• _To do_
All lines holding the string "Exercício" are to be shown.

___

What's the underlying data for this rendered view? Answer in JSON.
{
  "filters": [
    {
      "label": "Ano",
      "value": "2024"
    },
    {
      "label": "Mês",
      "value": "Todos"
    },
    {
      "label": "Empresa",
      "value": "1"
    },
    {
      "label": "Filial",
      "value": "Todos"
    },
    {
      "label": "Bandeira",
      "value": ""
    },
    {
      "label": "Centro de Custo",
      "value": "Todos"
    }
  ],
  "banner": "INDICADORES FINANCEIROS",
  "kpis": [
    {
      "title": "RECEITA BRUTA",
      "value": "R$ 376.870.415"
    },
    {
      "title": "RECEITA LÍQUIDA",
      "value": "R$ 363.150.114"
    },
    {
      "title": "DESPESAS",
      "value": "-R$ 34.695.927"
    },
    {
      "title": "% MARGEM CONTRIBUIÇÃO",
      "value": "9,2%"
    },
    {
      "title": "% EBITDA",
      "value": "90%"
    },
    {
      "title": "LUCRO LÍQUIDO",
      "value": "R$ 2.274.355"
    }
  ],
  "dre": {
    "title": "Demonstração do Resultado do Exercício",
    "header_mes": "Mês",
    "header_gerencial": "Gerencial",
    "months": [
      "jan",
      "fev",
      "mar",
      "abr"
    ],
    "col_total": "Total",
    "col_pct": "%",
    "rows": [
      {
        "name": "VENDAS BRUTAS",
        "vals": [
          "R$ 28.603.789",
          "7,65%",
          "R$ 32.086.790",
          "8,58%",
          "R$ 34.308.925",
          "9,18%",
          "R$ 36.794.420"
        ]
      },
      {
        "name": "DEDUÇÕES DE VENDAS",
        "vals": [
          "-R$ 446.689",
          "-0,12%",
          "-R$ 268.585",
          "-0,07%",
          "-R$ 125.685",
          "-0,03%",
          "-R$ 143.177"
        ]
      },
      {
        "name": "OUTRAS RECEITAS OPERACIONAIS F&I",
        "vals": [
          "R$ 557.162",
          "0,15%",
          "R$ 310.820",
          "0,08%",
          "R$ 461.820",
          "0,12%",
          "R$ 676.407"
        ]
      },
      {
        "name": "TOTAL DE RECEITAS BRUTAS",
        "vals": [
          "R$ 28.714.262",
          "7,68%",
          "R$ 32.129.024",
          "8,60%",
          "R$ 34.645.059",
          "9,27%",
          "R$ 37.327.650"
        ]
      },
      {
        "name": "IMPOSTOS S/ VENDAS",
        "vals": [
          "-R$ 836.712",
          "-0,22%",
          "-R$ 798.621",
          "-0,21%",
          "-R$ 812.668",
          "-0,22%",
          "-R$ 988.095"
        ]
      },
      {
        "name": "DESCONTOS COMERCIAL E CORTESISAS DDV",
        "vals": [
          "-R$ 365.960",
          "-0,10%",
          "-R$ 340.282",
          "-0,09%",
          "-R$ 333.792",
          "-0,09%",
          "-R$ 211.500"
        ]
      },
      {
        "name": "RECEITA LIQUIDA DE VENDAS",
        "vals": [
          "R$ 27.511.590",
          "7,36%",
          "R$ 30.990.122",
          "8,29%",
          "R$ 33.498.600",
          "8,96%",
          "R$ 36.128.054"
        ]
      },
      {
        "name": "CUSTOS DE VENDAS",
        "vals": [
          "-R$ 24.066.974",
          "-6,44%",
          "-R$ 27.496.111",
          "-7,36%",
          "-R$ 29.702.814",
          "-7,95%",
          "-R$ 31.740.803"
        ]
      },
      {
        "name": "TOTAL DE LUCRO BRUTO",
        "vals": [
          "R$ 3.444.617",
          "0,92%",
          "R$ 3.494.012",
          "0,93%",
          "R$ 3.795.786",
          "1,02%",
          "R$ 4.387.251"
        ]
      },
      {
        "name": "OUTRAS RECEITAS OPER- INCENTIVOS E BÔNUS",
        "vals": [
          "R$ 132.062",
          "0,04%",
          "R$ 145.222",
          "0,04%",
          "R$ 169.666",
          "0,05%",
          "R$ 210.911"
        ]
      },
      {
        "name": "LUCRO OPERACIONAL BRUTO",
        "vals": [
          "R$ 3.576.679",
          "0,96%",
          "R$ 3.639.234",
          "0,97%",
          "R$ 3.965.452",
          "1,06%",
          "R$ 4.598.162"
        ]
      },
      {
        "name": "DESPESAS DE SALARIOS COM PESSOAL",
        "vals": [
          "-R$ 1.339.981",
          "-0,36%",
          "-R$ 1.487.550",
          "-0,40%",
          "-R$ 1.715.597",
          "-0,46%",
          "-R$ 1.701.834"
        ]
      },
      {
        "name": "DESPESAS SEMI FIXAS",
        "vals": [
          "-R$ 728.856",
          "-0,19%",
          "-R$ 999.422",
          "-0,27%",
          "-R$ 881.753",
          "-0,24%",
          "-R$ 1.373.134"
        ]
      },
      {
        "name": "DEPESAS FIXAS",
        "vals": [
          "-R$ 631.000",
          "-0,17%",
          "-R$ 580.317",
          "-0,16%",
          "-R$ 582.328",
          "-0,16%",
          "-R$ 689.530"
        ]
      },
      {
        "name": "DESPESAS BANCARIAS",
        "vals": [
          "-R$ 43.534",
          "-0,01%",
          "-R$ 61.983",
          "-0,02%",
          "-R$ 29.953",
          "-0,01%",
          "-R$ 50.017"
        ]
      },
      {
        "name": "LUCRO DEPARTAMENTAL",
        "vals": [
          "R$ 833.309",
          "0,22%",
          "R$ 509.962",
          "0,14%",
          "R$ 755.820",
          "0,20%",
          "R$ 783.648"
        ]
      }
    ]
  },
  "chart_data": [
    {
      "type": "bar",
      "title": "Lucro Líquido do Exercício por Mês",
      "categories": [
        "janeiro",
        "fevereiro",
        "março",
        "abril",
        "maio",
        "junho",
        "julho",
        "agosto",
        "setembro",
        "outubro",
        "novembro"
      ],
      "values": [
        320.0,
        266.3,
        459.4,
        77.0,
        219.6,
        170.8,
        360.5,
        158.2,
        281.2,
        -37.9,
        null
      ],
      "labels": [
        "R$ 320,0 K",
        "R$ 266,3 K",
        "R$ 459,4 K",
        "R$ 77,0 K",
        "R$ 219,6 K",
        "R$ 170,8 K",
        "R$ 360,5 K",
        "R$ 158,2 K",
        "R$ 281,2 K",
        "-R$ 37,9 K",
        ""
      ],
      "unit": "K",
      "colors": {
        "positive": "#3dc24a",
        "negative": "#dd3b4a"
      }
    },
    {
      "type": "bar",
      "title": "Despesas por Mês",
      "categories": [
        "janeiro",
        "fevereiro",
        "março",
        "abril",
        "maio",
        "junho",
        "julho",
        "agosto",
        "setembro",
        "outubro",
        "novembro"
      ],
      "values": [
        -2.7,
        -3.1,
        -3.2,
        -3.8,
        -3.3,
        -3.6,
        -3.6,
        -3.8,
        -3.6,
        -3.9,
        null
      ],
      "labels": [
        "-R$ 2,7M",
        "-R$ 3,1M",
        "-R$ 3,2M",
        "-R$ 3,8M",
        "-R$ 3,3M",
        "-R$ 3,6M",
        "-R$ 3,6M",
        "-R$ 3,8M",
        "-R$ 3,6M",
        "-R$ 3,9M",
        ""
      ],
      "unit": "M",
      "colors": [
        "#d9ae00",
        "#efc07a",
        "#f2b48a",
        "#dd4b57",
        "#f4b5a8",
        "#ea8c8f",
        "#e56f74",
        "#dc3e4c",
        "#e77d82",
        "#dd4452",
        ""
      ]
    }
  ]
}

___

• _Exercise result_
    "title": "Demonstração do Resultado do Exercício",
      "title": "Lucro Líquido do Exercício por Mês",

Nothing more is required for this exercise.